** start Data for the task **

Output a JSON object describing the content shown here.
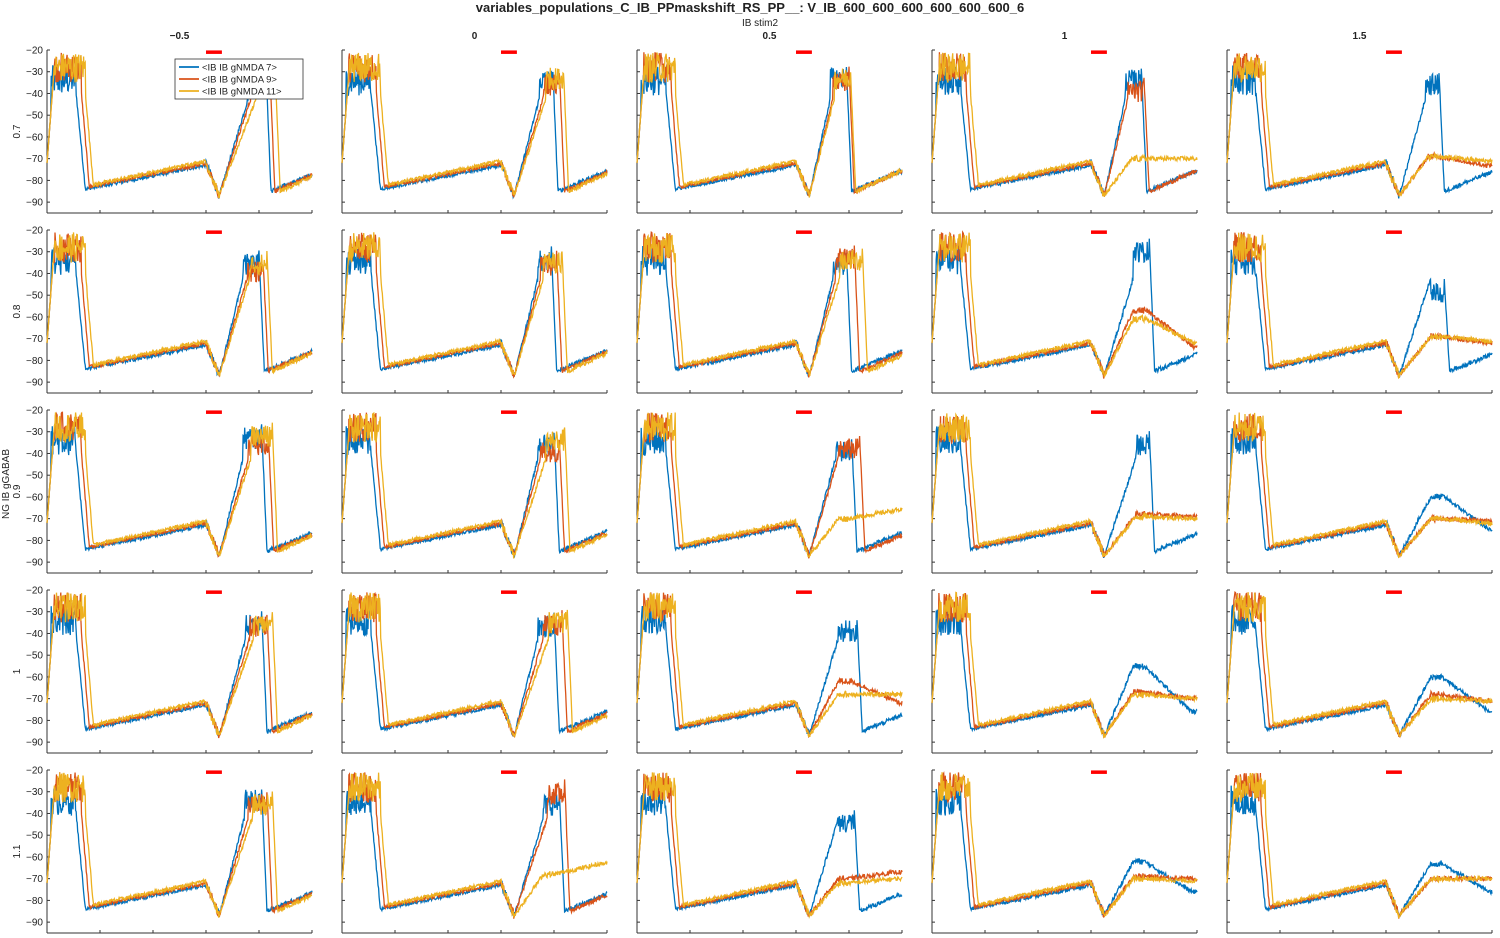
{
  "title": "variables_populations_C_IB_PPmaskshift_RS_PP__: V_IB_600_600_600_600_600_600_6",
  "column_supertitle": "IB stim2",
  "row_supertitle": "NG IB gGABAB",
  "column_titles": [
    "-0.5",
    "0",
    "0.5",
    "1",
    "1.5"
  ],
  "row_titles": [
    "0.7",
    "0.8",
    "0.9",
    "1",
    "1.1"
  ],
  "legend": {
    "entries": [
      "<IB IB gNMDA 7>",
      "<IB IB gNMDA 9>",
      "<IB IB gNMDA 11>"
    ],
    "placement": "inside top-right of first panel"
  },
  "colors": {
    "series": [
      "#0072BD",
      "#D95319",
      "#EDB120"
    ],
    "marker": "#FF0000"
  },
  "chart_data": {
    "type": "line",
    "layout": "small multiples grid, 5 rows x 5 columns",
    "xlim": [
      0,
      1000
    ],
    "ylim": [
      -95,
      -20
    ],
    "x_ticks": [
      0,
      200,
      400,
      600,
      800,
      1000
    ],
    "y_ticks": [
      -90,
      -80,
      -70,
      -60,
      -50,
      -40,
      -30,
      -20
    ],
    "stim_marker": {
      "x_start": 600,
      "x_end": 660,
      "y": -21
    },
    "series_names": [
      "<IB IB gNMDA 7>",
      "<IB IB gNMDA 9>",
      "<IB IB gNMDA 11>"
    ],
    "panels": [
      [
        {
          "peaks": [
            [
              760,
              825,
              -23
            ],
            [
              770,
              840,
              -28
            ],
            [
              790,
              860,
              -28
            ]
          ]
        },
        {
          "peaks": [
            [
              745,
              795,
              -28
            ],
            [
              760,
              820,
              -30
            ],
            [
              770,
              835,
              -27
            ]
          ]
        },
        {
          "peaks": [
            [
              730,
              790,
              -27
            ],
            [
              740,
              800,
              -28
            ],
            [
              745,
              805,
              -27
            ]
          ]
        },
        {
          "peaks": [
            [
              730,
              790,
              -28
            ],
            [
              740,
              800,
              -33
            ],
            [
              755,
              830,
              -70,
              -70
            ]
          ]
        },
        {
          "peaks": [
            [
              750,
              800,
              -30
            ],
            [
              760,
              795,
              -69,
              -73
            ],
            [
              760,
              795,
              -69,
              -71
            ]
          ]
        }
      ],
      [
        {
          "peaks": [
            [
              740,
              800,
              -30
            ],
            [
              755,
              815,
              -33
            ],
            [
              765,
              830,
              -30
            ]
          ]
        },
        {
          "peaks": [
            [
              740,
              790,
              -28
            ],
            [
              750,
              810,
              -30
            ],
            [
              760,
              830,
              -29
            ]
          ]
        },
        {
          "peaks": [
            [
              740,
              790,
              -30
            ],
            [
              750,
              820,
              -27
            ],
            [
              765,
              850,
              -28
            ]
          ]
        },
        {
          "peaks": [
            [
              760,
              820,
              -24
            ],
            [
              760,
              810,
              -57,
              -74
            ],
            [
              760,
              810,
              -61,
              -72
            ]
          ]
        },
        {
          "peaks": [
            [
              770,
              820,
              -43
            ],
            [
              770,
              810,
              -69,
              -72
            ],
            [
              770,
              810,
              -69,
              -71
            ]
          ]
        }
      ],
      [
        {
          "peaks": [
            [
              740,
              810,
              -27
            ],
            [
              760,
              835,
              -30
            ],
            [
              770,
              850,
              -26
            ]
          ]
        },
        {
          "peaks": [
            [
              740,
              800,
              -30
            ],
            [
              750,
              820,
              -33
            ],
            [
              770,
              840,
              -28
            ]
          ]
        },
        {
          "peaks": [
            [
              750,
              810,
              -33
            ],
            [
              760,
              840,
              -32
            ],
            [
              760,
              800,
              -70,
              -66
            ]
          ]
        },
        {
          "peaks": [
            [
              770,
              820,
              -30
            ],
            [
              770,
              810,
              -68,
              -69
            ],
            [
              770,
              810,
              -69,
              -70
            ]
          ]
        },
        {
          "peaks": [
            [
              770,
              820,
              -60
            ],
            [
              770,
              810,
              -70,
              -71
            ],
            [
              770,
              810,
              -70,
              -72
            ]
          ]
        }
      ],
      [
        {
          "peaks": [
            [
              750,
              810,
              -30
            ],
            [
              765,
              830,
              -31
            ],
            [
              780,
              850,
              -30
            ]
          ]
        },
        {
          "peaks": [
            [
              740,
              800,
              -31
            ],
            [
              760,
              830,
              -30
            ],
            [
              780,
              850,
              -29
            ]
          ]
        },
        {
          "peaks": [
            [
              760,
              830,
              -33
            ],
            [
              760,
              810,
              -62,
              -72
            ],
            [
              760,
              810,
              -68,
              -68
            ]
          ]
        },
        {
          "peaks": [
            [
              760,
              800,
              -55
            ],
            [
              760,
              800,
              -67,
              -70
            ],
            [
              760,
              800,
              -68,
              -70
            ]
          ]
        },
        {
          "peaks": [
            [
              770,
              810,
              -60
            ],
            [
              770,
              800,
              -68,
              -71
            ],
            [
              770,
              800,
              -70,
              -71
            ]
          ]
        }
      ],
      [
        {
          "peaks": [
            [
              745,
              810,
              -28
            ],
            [
              760,
              830,
              -30
            ],
            [
              775,
              850,
              -30
            ]
          ]
        },
        {
          "peaks": [
            [
              760,
              820,
              -30
            ],
            [
              775,
              840,
              -25
            ],
            [
              760,
              800,
              -68,
              -63
            ]
          ]
        },
        {
          "peaks": [
            [
              760,
              820,
              -38
            ],
            [
              760,
              800,
              -70,
              -67
            ],
            [
              760,
              800,
              -72,
              -70
            ]
          ]
        },
        {
          "peaks": [
            [
              760,
              800,
              -62
            ],
            [
              760,
              800,
              -69,
              -70
            ],
            [
              760,
              800,
              -70,
              -71
            ]
          ]
        },
        {
          "peaks": [
            [
              770,
              810,
              -63
            ],
            [
              770,
              800,
              -70,
              -70
            ],
            [
              770,
              800,
              -70,
              -70
            ]
          ]
        }
      ]
    ]
  }
}
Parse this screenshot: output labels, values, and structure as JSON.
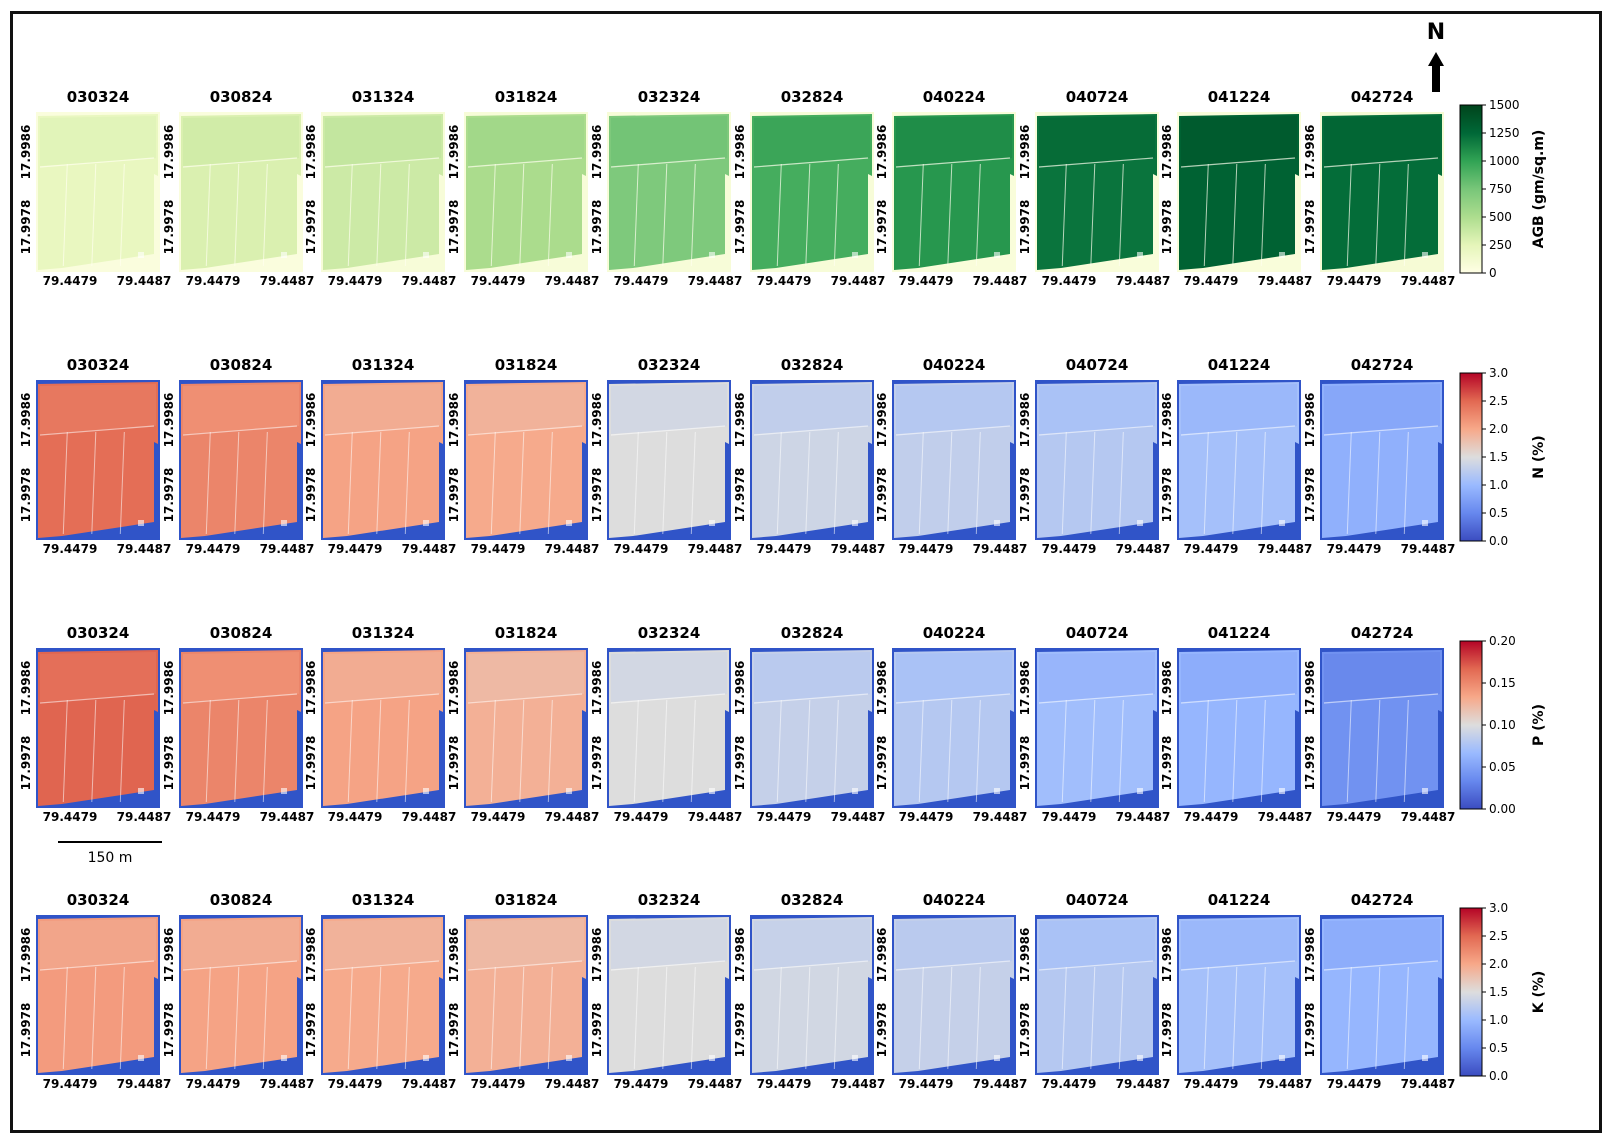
{
  "figure": {
    "north_label": "N",
    "scale_bar_label": "150 m",
    "dates": [
      "030324",
      "030824",
      "031324",
      "031824",
      "032324",
      "032824",
      "040224",
      "040724",
      "041224",
      "042724"
    ],
    "lat_ticks": [
      "17.9986",
      "17.9978"
    ],
    "lon_ticks": [
      "79.4479",
      "79.4487"
    ]
  },
  "rows": [
    {
      "id": "agb",
      "colorbar_label": "AGB (gm/sq.m)",
      "ticks": [
        "0",
        "250",
        "500",
        "750",
        "1000",
        "1250",
        "1500"
      ],
      "scheme": "greens",
      "field_levels": [
        0.14,
        0.2,
        0.24,
        0.34,
        0.48,
        0.62,
        0.7,
        0.8,
        0.86,
        0.82
      ],
      "background_levels": [
        0.03,
        0.03,
        0.05,
        0.05,
        0.05,
        0.05,
        0.04,
        0.04,
        0.04,
        0.06
      ]
    },
    {
      "id": "n",
      "colorbar_label": "N (%)",
      "ticks": [
        "0.0",
        "0.5",
        "1.0",
        "1.5",
        "2.0",
        "2.5",
        "3.0"
      ],
      "scheme": "coolwarm",
      "field_levels": [
        0.82,
        0.76,
        0.68,
        0.66,
        0.5,
        0.46,
        0.43,
        0.4,
        0.36,
        0.3
      ],
      "background_levels": [
        0.0,
        0.0,
        0.0,
        0.0,
        0.0,
        0.0,
        0.0,
        0.0,
        0.0,
        0.0
      ]
    },
    {
      "id": "p",
      "colorbar_label": "P (%)",
      "ticks": [
        "0.00",
        "0.05",
        "0.10",
        "0.15",
        "0.20"
      ],
      "scheme": "coolwarm",
      "field_levels": [
        0.84,
        0.76,
        0.68,
        0.64,
        0.5,
        0.44,
        0.4,
        0.35,
        0.32,
        0.2
      ],
      "background_levels": [
        0.0,
        0.0,
        0.0,
        0.0,
        0.0,
        0.0,
        0.0,
        0.0,
        0.0,
        0.0
      ]
    },
    {
      "id": "k",
      "colorbar_label": "K (%)",
      "ticks": [
        "0.0",
        "0.5",
        "1.0",
        "1.5",
        "2.0",
        "2.5",
        "3.0"
      ],
      "scheme": "coolwarm",
      "field_levels": [
        0.7,
        0.68,
        0.66,
        0.64,
        0.5,
        0.47,
        0.44,
        0.4,
        0.36,
        0.32
      ],
      "background_levels": [
        0.0,
        0.0,
        0.0,
        0.0,
        0.0,
        0.0,
        0.0,
        0.0,
        0.0,
        0.0
      ]
    }
  ]
}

** end Data for the task **

--- Job ---
Look through the data above. Each line containing the word "JSON" needs to be copied.

--- Response ---
Output a JSON object describing the content shown here.
Parse this screenshot: output labels, values, and structure as JSON.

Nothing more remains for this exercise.